BRIEF: Reproduce, without any change, the lines from the line with "435, 199, 493]" up to and including the line with "609, 199, 667]".
#####
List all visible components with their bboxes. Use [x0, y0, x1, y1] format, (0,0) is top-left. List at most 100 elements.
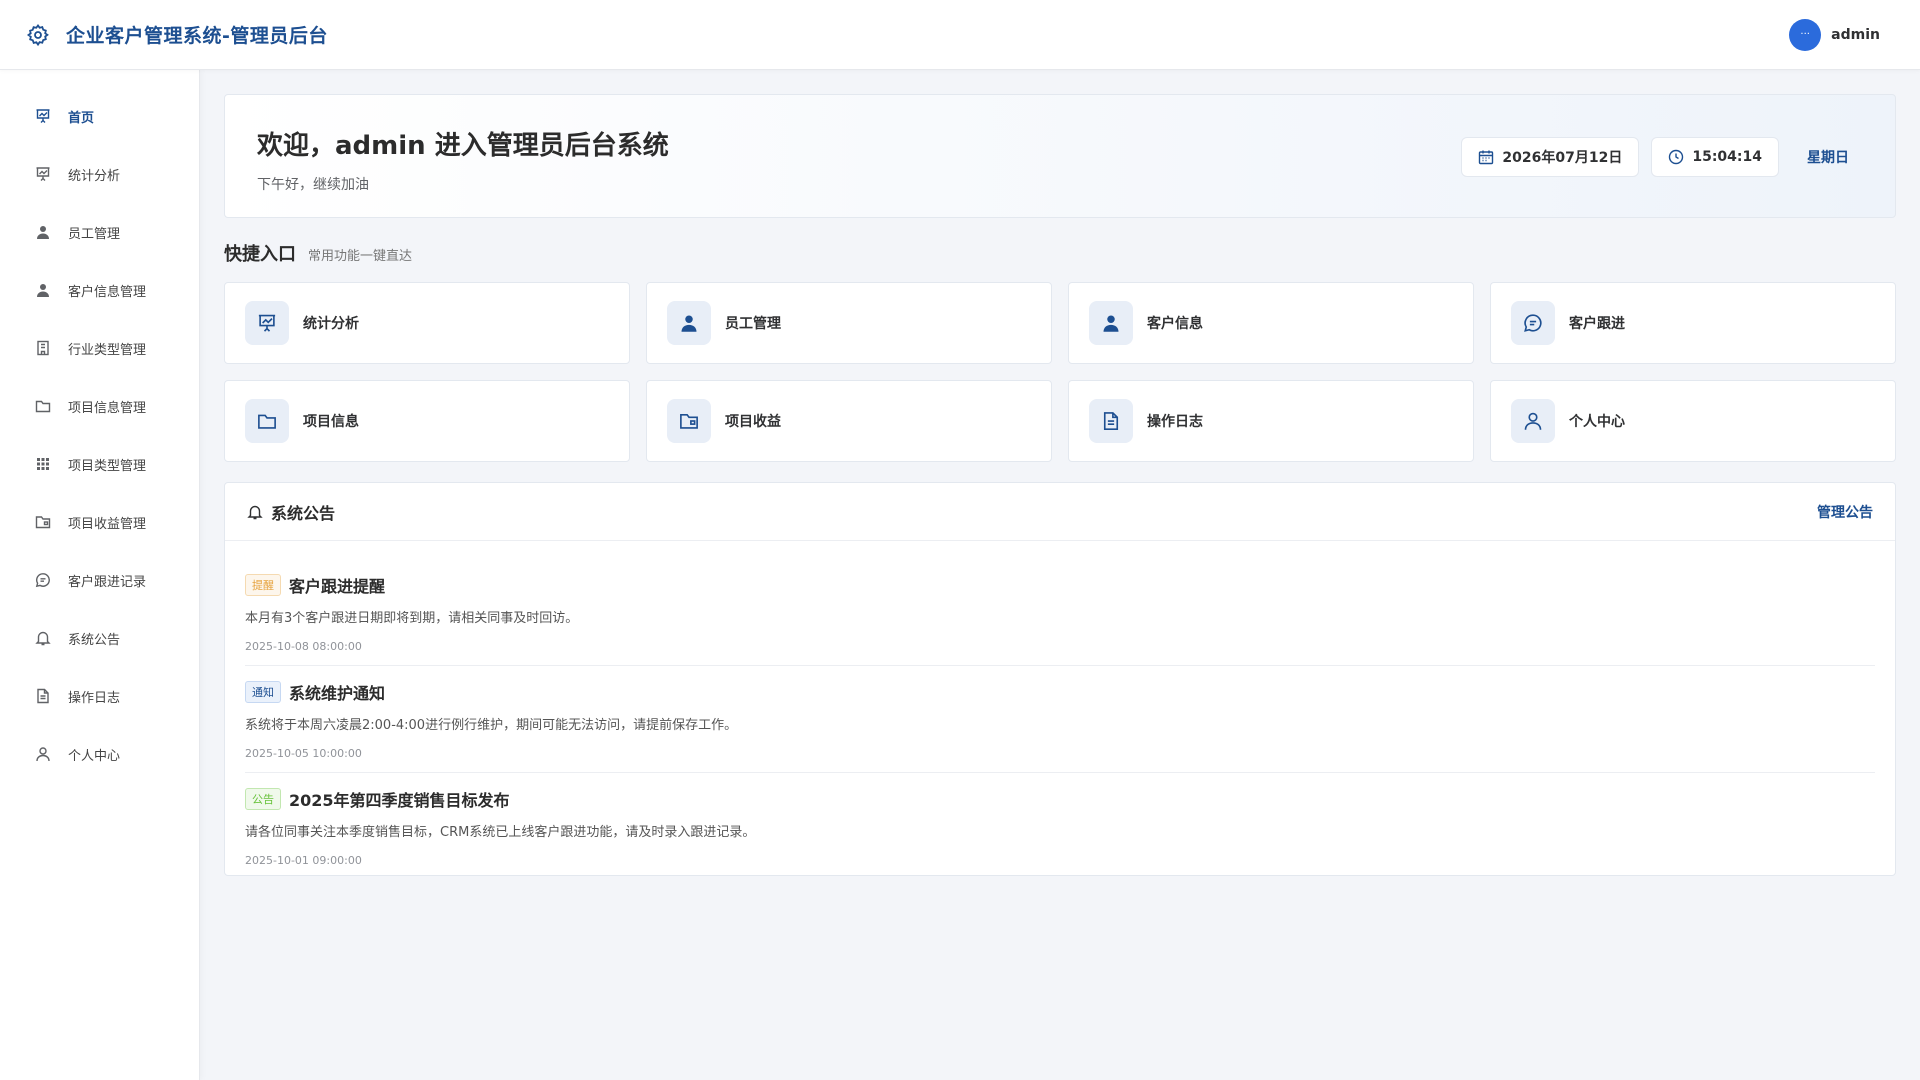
sidebar-item-project-types[interactable]: 项目类型管理: [0, 435, 199, 493]
user-outline-icon: [1511, 399, 1555, 443]
quick-card-operation-log[interactable]: 操作日志: [1068, 380, 1474, 462]
quick-card-label: 项目信息: [303, 414, 359, 430]
sidebar-item-industry-types[interactable]: 行业类型管理: [0, 319, 199, 377]
sidebar-item-label: 操作日志: [68, 690, 121, 706]
time-pill: 15:04:14: [1651, 137, 1779, 177]
sidebar-item-announcements[interactable]: 系统公告: [0, 609, 199, 667]
announcement-time: 2025-10-01 09:00:00: [245, 854, 362, 867]
building-icon: [34, 339, 52, 357]
manage-announcements-link[interactable]: 管理公告: [1817, 502, 1873, 522]
main-content: 欢迎，admin 进入管理员后台系统 下午好，继续加油 2026年07月12日 …: [224, 94, 1896, 876]
sidebar-item-profile[interactable]: 个人中心: [0, 725, 199, 783]
quick-card-projects[interactable]: 项目信息: [224, 380, 630, 462]
sidebar-item-label: 行业类型管理: [68, 342, 147, 358]
quick-card-employees[interactable]: 员工管理: [646, 282, 1052, 364]
username[interactable]: admin: [1831, 27, 1880, 43]
quick-entry-header: 快捷入口 常用功能一键直达: [224, 240, 1896, 266]
announcement-title: 2025年第四季度销售目标发布: [289, 791, 510, 810]
quick-card-label: 统计分析: [303, 316, 359, 332]
sidebar-item-follow-up[interactable]: 客户跟进记录: [0, 551, 199, 609]
quick-card-label: 操作日志: [1147, 414, 1203, 430]
quick-card-label: 个人中心: [1569, 414, 1625, 430]
sidebar-item-projects[interactable]: 项目信息管理: [0, 377, 199, 435]
sidebar-item-label: 系统公告: [68, 632, 121, 648]
sidebar-item-label: 项目收益管理: [68, 516, 147, 532]
announcement-item[interactable]: 公告 2025年第四季度销售目标发布 请各位同事关注本季度销售目标，CRM系统已…: [245, 773, 1875, 879]
folder-icon: [34, 397, 52, 415]
bell-icon: [247, 504, 263, 520]
presentation-chart-icon: [34, 165, 52, 183]
announcement-tag: 提醒: [245, 574, 281, 596]
app-title: 企业客户管理系统-管理员后台: [66, 25, 328, 47]
announcement-item[interactable]: 通知 系统维护通知 系统将于本周六凌晨2:00-4:00进行例行维护，期间可能无…: [245, 666, 1875, 773]
date-pill: 2026年07月12日: [1461, 137, 1640, 177]
sidebar-item-label: 个人中心: [68, 748, 121, 764]
quick-card-label: 项目收益: [725, 414, 781, 430]
sidebar-item-label: 员工管理: [68, 226, 121, 242]
announcements-title: 系统公告: [271, 503, 336, 523]
announcement-desc: 请各位同事关注本季度销售目标，CRM系统已上线客户跟进功能，请及时录入跟进记录。: [245, 825, 756, 840]
avatar[interactable]: ···: [1789, 18, 1822, 51]
calendar-icon: [1478, 149, 1494, 165]
welcome-subtitle: 下午好，继续加油: [257, 177, 369, 193]
chat-icon: [34, 571, 52, 589]
time-text: 15:04:14: [1692, 149, 1762, 165]
clock-icon: [1668, 149, 1684, 165]
bell-icon: [34, 629, 52, 647]
gear-icon: [24, 21, 52, 49]
sidebar-item-employees[interactable]: 员工管理: [0, 203, 199, 261]
quick-card-profile[interactable]: 个人中心: [1490, 380, 1896, 462]
sidebar-item-label: 项目类型管理: [68, 458, 147, 474]
grid-icon: [34, 455, 52, 473]
sidebar-item-label: 首页: [68, 110, 95, 126]
folder-icon: [245, 399, 289, 443]
user-menu[interactable]: ··· admin: [1789, 18, 1880, 51]
document-icon: [34, 687, 52, 705]
presentation-chart-icon: [34, 107, 52, 125]
quick-card-customers[interactable]: 客户信息: [1068, 282, 1474, 364]
welcome-banner: 欢迎，admin 进入管理员后台系统 下午好，继续加油 2026年07月12日 …: [224, 94, 1896, 218]
user-icon: [1089, 301, 1133, 345]
user-outline-icon: [34, 745, 52, 763]
announcement-title: 系统维护通知: [289, 684, 386, 703]
quick-entry-grid: 统计分析 员工管理 客户信息 客户跟进 项目信息 项目收益 操作日志 个人中心: [224, 282, 1896, 462]
quick-entry-subtitle: 常用功能一键直达: [308, 249, 413, 264]
sidebar-item-customers[interactable]: 客户信息管理: [0, 261, 199, 319]
sidebar-item-label: 客户跟进记录: [68, 574, 147, 590]
document-icon: [1089, 399, 1133, 443]
announcement-tag: 公告: [245, 788, 281, 810]
announcement-time: 2025-10-05 10:00:00: [245, 747, 362, 760]
quick-card-project-revenue[interactable]: 项目收益: [646, 380, 1052, 462]
quick-card-statistics[interactable]: 统计分析: [224, 282, 630, 364]
quick-card-follow-up[interactable]: 客户跟进: [1490, 282, 1896, 364]
quick-card-label: 客户信息: [1147, 316, 1203, 332]
sidebar-item-operation-log[interactable]: 操作日志: [0, 667, 199, 725]
presentation-chart-icon: [245, 301, 289, 345]
quick-card-label: 客户跟进: [1569, 316, 1625, 332]
weekday-text: 星期日: [1807, 150, 1849, 166]
announcements-panel: 系统公告 管理公告 提醒 客户跟进提醒 本月有3个客户跟进日期即将到期，请相关同…: [224, 482, 1896, 876]
sidebar-item-project-revenue[interactable]: 项目收益管理: [0, 493, 199, 551]
datetime-group: 2026年07月12日 15:04:14 星期日: [1461, 137, 1861, 177]
date-text: 2026年07月12日: [1502, 150, 1623, 166]
chat-icon: [1511, 301, 1555, 345]
user-icon: [34, 223, 52, 241]
sidebar: 首页 统计分析 员工管理 客户信息管理 行业类型管理 项目信息管理 项目类型管理…: [0, 70, 200, 1080]
sidebar-item-statistics[interactable]: 统计分析: [0, 145, 199, 203]
announcement-time: 2025-10-08 08:00:00: [245, 640, 362, 653]
announcement-title: 客户跟进提醒: [289, 577, 386, 596]
quick-entry-title: 快捷入口: [224, 244, 296, 265]
quick-card-label: 员工管理: [725, 316, 781, 332]
announcements-header: 系统公告 管理公告: [225, 483, 1895, 541]
user-icon: [34, 281, 52, 299]
announcement-tag: 通知: [245, 681, 281, 703]
top-header: 企业客户管理系统-管理员后台 ··· admin: [0, 0, 1920, 70]
announcement-desc: 系统将于本周六凌晨2:00-4:00进行例行维护，期间可能无法访问，请提前保存工…: [245, 718, 738, 733]
announcement-desc: 本月有3个客户跟进日期即将到期，请相关同事及时回访。: [245, 611, 579, 626]
sidebar-item-home[interactable]: 首页: [0, 87, 199, 145]
sidebar-item-label: 项目信息管理: [68, 400, 147, 416]
sidebar-item-label: 统计分析: [68, 168, 121, 184]
announcement-item[interactable]: 提醒 客户跟进提醒 本月有3个客户跟进日期即将到期，请相关同事及时回访。 202…: [245, 559, 1875, 666]
wallet-folder-icon: [667, 399, 711, 443]
wallet-folder-icon: [34, 513, 52, 531]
#####
RESULT FOR THIS TASK:
sidebar-item-project-types[interactable]: 项目类型管理: [0, 435, 199, 493]
user-outline-icon: [1511, 399, 1555, 443]
quick-card-operation-log[interactable]: 操作日志: [1068, 380, 1474, 462]
quick-card-label: 项目信息: [303, 414, 359, 430]
sidebar-item-industry-types[interactable]: 行业类型管理: [0, 319, 199, 377]
sidebar-item-label: 操作日志: [68, 690, 121, 706]
time-pill: 15:04:14: [1651, 137, 1779, 177]
sidebar-item-announcements[interactable]: 系统公告: [0, 609, 199, 667]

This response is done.